▶ _WRITTEN EXERCISE_
Extract the records in full, leaving every picture out.

▶ _EXTRACTED INFORMATION_

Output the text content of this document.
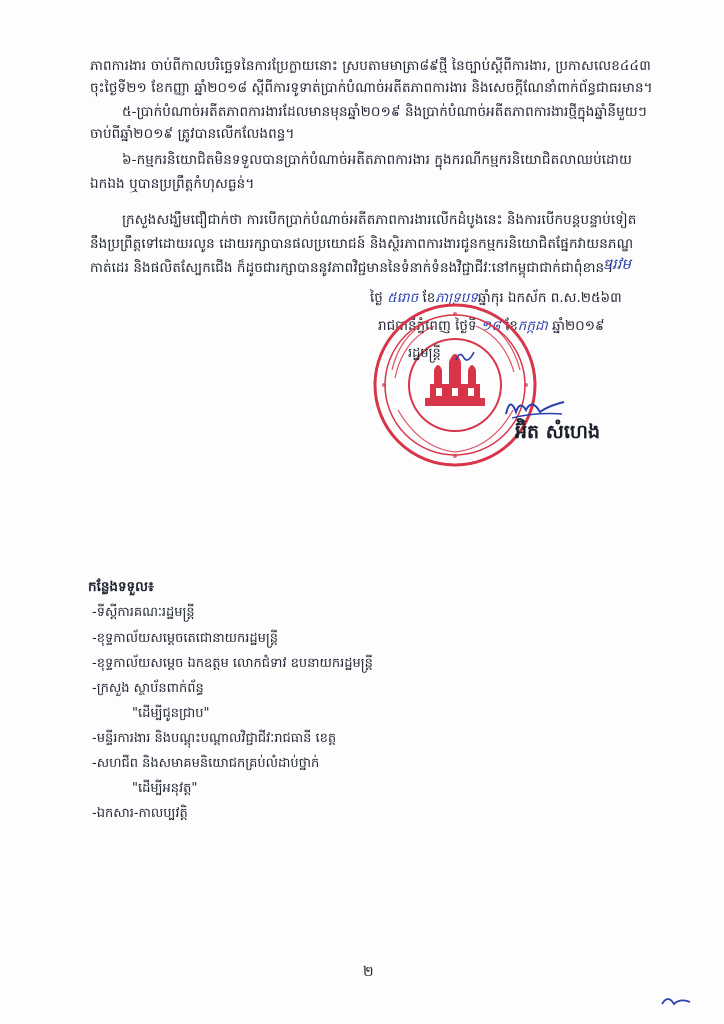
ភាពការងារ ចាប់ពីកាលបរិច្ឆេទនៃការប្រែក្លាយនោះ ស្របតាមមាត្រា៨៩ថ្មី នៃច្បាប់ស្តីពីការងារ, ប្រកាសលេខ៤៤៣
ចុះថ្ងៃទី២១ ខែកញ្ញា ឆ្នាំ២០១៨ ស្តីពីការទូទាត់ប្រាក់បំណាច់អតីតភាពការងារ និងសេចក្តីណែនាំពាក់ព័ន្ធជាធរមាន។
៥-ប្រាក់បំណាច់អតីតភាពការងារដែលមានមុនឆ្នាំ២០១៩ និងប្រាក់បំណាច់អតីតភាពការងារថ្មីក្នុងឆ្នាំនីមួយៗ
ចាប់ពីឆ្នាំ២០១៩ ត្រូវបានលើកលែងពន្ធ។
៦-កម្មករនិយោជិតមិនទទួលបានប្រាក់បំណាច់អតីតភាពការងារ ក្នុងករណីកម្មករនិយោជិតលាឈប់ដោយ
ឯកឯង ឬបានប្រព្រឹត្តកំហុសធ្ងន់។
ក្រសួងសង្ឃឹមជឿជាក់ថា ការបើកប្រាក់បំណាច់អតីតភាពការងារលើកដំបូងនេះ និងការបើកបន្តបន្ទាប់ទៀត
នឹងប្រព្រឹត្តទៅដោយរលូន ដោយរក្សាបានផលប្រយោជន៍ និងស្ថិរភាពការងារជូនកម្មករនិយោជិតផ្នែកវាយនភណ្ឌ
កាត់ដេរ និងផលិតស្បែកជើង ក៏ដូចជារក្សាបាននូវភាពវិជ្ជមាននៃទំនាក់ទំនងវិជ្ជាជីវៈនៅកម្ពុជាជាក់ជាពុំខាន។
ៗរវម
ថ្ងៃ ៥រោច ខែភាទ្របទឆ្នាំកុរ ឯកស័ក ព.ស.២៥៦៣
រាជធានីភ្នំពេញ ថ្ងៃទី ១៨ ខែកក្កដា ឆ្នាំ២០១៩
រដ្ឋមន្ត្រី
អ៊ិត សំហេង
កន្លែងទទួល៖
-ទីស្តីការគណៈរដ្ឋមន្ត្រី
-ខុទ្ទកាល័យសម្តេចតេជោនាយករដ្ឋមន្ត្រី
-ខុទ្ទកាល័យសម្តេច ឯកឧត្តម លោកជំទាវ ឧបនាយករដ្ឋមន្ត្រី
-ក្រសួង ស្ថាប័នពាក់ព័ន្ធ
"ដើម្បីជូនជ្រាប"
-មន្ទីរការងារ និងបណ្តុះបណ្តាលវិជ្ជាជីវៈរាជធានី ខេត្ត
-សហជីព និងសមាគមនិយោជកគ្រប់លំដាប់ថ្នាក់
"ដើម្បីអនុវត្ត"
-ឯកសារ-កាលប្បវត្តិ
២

▶ _FINAL RESULT_
Output the text content of this document.
ភាពការងារ ចាប់ពីកាលបរិច្ឆេទនៃការប្រែក្លាយនោះ ស្របតាមមាត្រា៨៩ថ្មី នៃច្បាប់ស្តីពីការងារ, ប្រកាសលេខ៤៤៣
ចុះថ្ងៃទី២១ ខែកញ្ញា ឆ្នាំ២០១៨ ស្តីពីការទូទាត់ប្រាក់បំណាច់អតីតភាពការងារ និងសេចក្តីណែនាំពាក់ព័ន្ធជាធរមាន។
៥-ប្រាក់បំណាច់អតីតភាពការងារដែលមានមុនឆ្នាំ២០១៩ និងប្រាក់បំណាច់អតីតភាពការងារថ្មីក្នុងឆ្នាំនីមួយៗ
ចាប់ពីឆ្នាំ២០១៩ ត្រូវបានលើកលែងពន្ធ។
៦-កម្មករនិយោជិតមិនទទួលបានប្រាក់បំណាច់អតីតភាពការងារ ក្នុងករណីកម្មករនិយោជិតលាឈប់ដោយ
ឯកឯង ឬបានប្រព្រឹត្តកំហុសធ្ងន់។
ក្រសួងសង្ឃឹមជឿជាក់ថា ការបើកប្រាក់បំណាច់អតីតភាពការងារលើកដំបូងនេះ និងការបើកបន្តបន្ទាប់ទៀត
នឹងប្រព្រឹត្តទៅដោយរលូន ដោយរក្សាបានផលប្រយោជន៍ និងស្ថិរភាពការងារជូនកម្មករនិយោជិតផ្នែកវាយនភណ្ឌ
កាត់ដេរ និងផលិតស្បែកជើង ក៏ដូចជារក្សាបាននូវភាពវិជ្ជមាននៃទំនាក់ទំនងវិជ្ជាជីវៈនៅកម្ពុជាជាក់ជាពុំខាន។
ៗរវម
ថ្ងៃ ៥រោច ខែភាទ្របទឆ្នាំកុរ ឯកស័ក ព.ស.២៥៦៣
រាជធានីភ្នំពេញ ថ្ងៃទី ១៨ ខែកក្កដា ឆ្នាំ២០១៩
រដ្ឋមន្ត្រី
អ៊ិត សំហេង
កន្លែងទទួល៖
-ទីស្តីការគណៈរដ្ឋមន្ត្រី
-ខុទ្ទកាល័យសម្តេចតេជោនាយករដ្ឋមន្ត្រី
-ខុទ្ទកាល័យសម្តេច ឯកឧត្តម លោកជំទាវ ឧបនាយករដ្ឋមន្ត្រី
-ក្រសួង ស្ថាប័នពាក់ព័ន្ធ
"ដើម្បីជូនជ្រាប"
-មន្ទីរការងារ និងបណ្តុះបណ្តាលវិជ្ជាជីវៈរាជធានី ខេត្ត
-សហជីព និងសមាគមនិយោជកគ្រប់លំដាប់ថ្នាក់
"ដើម្បីអនុវត្ត"
-ឯកសារ-កាលប្បវត្តិ
២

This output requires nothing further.